[Data excerpts]
————
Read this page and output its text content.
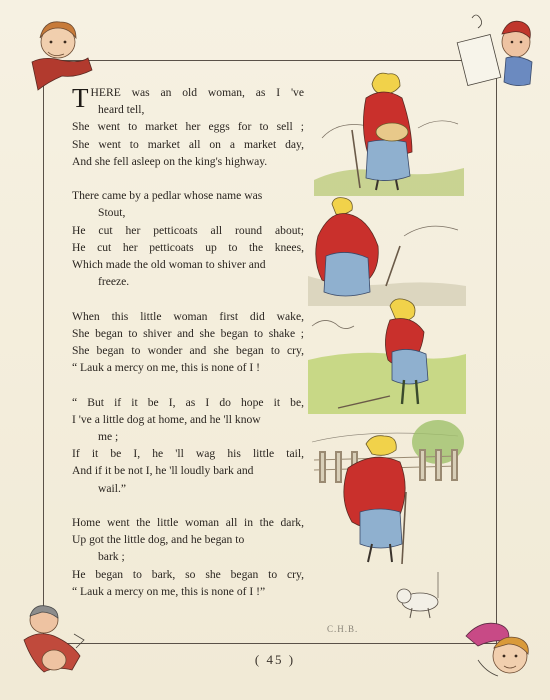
THERE was an old woman, as I 've
heard tell,
She went to market her eggs for to sell ;
She went to market all on a market day,
And she fell asleep on the king's highway.
There came by a pedlar whose name was
Stout,
He cut her petticoats all round about;
He cut her petticoats up to the knees,
Which made the old woman to shiver and
freeze.
When this little woman first did wake,
She began to shiver and she began to shake ;
She began to wonder and she began to cry,
“ Lauk a mercy on me, this is none of I !
“ But if it be I, as I do hope it be,
I 've a little dog at home, and he 'll know
me ;
If it be I, he 'll wag his little tail,
And if it be not I, he 'll loudly bark and
wail.”
Home went the little woman all in the dark,
Up got the little dog, and he began to
bark ;
He began to bark, so she began to cry,
“ Lauk a mercy on me, this is none of I !”
C.H.B.
( 45 )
————
Directions for this task - Reproduce every line of the material precisely, omitting its pictures.

Answer for the task -
Read this page and output its text content.
THERE was an old woman, as I 've
heard tell,
She went to market her eggs for to sell ;
She went to market all on a market day,
And she fell asleep on the king's highway.
There came by a pedlar whose name was
Stout,
He cut her petticoats all round about;
He cut her petticoats up to the knees,
Which made the old woman to shiver and
freeze.
When this little woman first did wake,
She began to shiver and she began to shake ;
She began to wonder and she began to cry,
“ Lauk a mercy on me, this is none of I !
“ But if it be I, as I do hope it be,
I 've a little dog at home, and he 'll know
me ;
If it be I, he 'll wag his little tail,
And if it be not I, he 'll loudly bark and
wail.”
Home went the little woman all in the dark,
Up got the little dog, and he began to
bark ;
He began to bark, so she began to cry,
“ Lauk a mercy on me, this is none of I !”
C.H.B.
( 45 )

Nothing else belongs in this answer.